- Written request
Filter the records below down to lines containing "subtitle".

Begin Records to process

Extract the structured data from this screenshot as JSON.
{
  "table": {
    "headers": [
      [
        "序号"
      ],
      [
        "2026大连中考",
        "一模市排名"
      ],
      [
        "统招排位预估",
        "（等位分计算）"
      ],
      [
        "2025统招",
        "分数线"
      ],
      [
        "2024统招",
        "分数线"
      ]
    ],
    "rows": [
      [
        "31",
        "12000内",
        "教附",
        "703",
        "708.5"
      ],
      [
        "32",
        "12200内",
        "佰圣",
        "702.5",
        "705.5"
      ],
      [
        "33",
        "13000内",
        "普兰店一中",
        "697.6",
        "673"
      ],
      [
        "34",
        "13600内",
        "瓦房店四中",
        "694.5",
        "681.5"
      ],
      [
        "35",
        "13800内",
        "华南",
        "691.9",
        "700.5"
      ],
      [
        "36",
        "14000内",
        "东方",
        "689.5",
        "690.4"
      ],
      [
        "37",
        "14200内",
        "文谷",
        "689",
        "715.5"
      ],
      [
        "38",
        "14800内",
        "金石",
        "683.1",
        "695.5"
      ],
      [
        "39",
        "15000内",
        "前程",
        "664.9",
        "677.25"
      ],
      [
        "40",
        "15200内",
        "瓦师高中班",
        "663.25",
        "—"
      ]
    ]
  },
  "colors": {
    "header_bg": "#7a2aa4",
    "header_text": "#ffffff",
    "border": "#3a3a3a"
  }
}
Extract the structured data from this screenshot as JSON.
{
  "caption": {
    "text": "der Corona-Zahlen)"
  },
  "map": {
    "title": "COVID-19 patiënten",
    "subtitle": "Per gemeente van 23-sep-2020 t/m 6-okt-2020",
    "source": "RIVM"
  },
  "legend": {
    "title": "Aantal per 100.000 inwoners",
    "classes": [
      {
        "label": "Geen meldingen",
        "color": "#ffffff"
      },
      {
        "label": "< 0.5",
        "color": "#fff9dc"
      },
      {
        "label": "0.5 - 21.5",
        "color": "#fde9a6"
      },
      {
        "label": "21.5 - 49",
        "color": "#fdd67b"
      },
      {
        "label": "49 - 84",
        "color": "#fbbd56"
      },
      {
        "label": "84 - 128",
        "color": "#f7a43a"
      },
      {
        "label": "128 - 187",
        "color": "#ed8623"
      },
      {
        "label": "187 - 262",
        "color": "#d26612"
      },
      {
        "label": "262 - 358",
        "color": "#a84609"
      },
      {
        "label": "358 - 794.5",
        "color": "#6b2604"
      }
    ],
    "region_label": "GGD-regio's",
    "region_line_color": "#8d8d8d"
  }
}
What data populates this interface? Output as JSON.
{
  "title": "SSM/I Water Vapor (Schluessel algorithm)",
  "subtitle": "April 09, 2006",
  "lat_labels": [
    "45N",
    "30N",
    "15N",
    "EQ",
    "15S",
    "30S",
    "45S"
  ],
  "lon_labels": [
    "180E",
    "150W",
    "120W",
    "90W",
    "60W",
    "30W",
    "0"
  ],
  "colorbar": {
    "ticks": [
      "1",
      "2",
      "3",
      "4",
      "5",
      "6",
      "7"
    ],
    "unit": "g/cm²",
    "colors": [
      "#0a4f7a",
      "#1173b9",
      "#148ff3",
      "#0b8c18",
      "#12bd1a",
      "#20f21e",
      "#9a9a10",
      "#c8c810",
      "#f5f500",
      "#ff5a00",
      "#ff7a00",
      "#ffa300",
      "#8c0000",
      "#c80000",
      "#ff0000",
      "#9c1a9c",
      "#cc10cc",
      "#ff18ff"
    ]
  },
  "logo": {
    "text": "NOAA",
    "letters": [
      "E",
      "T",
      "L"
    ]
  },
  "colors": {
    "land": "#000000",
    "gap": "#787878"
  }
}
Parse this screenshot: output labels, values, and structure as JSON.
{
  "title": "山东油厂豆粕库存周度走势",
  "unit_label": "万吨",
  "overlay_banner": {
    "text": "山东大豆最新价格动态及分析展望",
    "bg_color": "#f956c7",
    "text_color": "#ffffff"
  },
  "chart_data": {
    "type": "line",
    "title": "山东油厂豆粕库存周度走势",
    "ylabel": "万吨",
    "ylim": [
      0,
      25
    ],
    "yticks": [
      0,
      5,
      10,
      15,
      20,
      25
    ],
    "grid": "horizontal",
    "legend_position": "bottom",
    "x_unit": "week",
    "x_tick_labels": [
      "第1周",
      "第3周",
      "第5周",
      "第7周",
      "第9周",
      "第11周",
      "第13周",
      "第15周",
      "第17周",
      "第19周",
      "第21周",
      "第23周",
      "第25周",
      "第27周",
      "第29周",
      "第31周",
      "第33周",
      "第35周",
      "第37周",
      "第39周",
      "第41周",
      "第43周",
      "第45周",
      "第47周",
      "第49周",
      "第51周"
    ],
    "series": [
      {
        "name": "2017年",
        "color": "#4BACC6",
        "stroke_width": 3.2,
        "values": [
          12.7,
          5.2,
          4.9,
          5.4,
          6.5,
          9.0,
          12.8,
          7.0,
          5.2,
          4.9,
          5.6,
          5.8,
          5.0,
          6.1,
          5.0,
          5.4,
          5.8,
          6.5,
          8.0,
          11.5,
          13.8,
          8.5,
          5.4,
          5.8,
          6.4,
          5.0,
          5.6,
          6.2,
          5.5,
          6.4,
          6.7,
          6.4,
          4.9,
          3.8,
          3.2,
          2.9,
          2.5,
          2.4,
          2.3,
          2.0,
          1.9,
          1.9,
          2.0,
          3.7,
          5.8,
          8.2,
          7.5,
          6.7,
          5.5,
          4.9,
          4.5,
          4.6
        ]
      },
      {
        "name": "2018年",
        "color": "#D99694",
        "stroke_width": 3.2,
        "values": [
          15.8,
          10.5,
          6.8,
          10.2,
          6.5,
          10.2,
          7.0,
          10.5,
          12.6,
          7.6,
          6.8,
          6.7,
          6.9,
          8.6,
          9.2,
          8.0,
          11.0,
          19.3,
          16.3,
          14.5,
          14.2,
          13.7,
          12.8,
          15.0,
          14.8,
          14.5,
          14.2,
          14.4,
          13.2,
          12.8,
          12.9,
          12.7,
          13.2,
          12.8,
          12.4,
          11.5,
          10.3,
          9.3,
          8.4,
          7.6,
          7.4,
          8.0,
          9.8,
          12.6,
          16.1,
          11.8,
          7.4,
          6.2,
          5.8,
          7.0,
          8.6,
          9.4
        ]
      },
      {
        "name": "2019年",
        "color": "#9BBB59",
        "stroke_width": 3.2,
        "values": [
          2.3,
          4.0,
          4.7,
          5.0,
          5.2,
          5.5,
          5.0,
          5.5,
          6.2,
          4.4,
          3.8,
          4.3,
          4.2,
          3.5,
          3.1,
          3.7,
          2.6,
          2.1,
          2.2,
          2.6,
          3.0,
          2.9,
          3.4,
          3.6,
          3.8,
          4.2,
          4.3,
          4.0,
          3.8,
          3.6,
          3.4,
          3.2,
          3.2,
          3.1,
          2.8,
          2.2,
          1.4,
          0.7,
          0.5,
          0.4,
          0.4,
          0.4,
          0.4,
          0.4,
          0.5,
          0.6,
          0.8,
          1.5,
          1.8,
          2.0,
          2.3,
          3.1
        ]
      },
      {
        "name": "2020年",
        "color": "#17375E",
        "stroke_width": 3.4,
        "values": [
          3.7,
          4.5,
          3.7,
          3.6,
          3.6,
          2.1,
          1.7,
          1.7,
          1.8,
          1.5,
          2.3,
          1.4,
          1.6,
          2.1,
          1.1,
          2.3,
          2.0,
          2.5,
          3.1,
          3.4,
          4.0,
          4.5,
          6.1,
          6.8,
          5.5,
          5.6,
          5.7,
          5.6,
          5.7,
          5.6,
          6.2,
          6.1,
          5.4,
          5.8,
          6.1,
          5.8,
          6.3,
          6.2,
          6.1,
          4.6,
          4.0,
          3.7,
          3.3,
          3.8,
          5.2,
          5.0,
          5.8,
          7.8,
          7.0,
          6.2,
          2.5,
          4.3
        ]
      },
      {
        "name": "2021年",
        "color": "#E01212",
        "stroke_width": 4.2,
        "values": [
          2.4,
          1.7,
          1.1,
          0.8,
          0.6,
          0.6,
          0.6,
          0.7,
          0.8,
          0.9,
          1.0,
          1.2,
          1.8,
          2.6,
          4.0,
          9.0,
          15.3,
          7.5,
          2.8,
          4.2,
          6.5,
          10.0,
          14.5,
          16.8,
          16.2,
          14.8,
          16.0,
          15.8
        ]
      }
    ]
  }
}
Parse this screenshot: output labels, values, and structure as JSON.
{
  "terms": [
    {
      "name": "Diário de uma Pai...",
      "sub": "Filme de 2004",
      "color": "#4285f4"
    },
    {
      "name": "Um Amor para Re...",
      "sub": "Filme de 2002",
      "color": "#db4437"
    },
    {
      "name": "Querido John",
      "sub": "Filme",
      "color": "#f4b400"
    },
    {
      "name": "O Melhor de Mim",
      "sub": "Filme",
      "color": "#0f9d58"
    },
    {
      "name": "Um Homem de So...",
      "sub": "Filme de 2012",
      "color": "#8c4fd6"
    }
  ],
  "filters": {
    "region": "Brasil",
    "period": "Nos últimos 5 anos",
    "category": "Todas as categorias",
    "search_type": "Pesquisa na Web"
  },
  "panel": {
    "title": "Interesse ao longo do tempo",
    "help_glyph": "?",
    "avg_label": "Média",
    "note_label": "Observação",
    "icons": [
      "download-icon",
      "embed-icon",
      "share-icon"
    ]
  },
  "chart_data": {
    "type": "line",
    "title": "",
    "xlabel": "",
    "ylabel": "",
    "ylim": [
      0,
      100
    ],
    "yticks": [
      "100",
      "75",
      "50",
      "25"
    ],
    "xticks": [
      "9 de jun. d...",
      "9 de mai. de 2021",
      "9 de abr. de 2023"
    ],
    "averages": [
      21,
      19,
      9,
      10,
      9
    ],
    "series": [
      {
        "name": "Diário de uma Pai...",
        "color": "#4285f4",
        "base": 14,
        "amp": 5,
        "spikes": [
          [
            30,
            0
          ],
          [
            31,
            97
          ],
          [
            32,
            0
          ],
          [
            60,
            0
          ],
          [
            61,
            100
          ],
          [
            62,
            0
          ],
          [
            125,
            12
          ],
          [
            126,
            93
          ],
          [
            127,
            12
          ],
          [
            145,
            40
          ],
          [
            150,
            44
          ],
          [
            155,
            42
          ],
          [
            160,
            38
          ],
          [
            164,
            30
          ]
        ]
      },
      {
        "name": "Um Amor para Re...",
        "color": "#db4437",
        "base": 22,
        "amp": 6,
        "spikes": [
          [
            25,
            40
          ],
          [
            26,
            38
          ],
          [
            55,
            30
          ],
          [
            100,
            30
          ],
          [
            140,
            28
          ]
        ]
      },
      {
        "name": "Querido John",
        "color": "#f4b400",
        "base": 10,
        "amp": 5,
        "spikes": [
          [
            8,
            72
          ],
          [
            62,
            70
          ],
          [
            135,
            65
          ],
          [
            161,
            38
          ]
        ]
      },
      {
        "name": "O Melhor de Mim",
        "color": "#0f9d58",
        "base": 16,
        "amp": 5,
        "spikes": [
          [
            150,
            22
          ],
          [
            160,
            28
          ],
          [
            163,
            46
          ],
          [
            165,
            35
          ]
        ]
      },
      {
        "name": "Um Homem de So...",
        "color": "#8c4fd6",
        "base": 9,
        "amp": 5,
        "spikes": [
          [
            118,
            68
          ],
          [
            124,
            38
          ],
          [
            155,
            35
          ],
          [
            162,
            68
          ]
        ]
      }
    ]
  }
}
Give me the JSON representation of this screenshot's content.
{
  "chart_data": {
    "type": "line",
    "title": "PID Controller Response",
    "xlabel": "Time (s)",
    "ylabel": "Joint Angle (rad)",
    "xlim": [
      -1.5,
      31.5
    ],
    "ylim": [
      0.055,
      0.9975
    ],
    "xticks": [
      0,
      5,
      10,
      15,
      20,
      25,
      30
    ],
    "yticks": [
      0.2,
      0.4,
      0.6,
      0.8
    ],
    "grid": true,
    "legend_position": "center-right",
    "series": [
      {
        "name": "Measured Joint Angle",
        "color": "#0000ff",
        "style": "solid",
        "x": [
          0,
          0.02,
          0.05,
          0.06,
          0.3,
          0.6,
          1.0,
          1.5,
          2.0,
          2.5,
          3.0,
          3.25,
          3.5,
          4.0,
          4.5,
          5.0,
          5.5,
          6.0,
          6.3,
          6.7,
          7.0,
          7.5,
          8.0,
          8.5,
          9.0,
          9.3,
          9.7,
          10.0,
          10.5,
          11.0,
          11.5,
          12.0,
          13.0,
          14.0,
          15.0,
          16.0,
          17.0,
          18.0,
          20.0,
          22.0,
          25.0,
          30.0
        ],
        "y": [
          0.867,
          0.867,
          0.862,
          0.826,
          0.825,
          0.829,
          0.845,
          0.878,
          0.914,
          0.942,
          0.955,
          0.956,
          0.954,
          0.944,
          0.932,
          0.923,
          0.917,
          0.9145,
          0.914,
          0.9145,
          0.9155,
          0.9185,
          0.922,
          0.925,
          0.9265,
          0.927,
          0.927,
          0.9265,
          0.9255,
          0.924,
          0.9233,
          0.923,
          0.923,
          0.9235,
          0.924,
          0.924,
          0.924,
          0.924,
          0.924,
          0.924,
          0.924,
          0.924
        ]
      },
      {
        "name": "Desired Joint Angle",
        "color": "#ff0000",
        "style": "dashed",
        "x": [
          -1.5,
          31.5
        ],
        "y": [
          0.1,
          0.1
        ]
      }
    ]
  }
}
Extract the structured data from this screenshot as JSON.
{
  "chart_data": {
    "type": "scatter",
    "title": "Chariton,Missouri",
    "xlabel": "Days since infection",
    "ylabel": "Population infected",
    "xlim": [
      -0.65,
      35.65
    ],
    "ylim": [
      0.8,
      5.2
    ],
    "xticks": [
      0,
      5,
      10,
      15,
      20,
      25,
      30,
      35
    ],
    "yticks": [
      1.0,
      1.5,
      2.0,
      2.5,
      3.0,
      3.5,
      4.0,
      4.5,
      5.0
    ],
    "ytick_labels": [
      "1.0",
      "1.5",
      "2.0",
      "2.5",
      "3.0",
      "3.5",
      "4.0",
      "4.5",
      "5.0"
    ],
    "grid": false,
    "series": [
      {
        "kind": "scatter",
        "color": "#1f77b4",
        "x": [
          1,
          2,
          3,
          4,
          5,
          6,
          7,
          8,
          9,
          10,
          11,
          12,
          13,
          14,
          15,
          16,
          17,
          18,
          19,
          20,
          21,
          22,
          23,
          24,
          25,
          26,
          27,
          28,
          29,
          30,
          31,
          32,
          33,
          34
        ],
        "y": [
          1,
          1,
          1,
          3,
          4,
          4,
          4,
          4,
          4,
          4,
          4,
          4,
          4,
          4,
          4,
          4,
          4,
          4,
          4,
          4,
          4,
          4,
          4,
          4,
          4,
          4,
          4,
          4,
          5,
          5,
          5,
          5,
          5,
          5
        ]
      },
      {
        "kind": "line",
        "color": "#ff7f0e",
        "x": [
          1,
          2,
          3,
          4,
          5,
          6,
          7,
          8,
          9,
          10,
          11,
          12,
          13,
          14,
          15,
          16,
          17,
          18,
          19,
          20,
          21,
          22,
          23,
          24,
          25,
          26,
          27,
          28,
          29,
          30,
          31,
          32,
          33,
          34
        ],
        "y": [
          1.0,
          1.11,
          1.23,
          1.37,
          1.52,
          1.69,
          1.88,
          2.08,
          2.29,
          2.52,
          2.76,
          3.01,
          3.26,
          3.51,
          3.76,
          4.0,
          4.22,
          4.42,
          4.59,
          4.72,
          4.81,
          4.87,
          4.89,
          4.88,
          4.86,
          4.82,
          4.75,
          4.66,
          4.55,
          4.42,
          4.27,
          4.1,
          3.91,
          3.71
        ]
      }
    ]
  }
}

End Records to process

- Solution to the exercise
    "subtitle": "Per gemeente van 23-sep-2020 t/m 6-okt-2020",
  "subtitle": "April 09, 2006",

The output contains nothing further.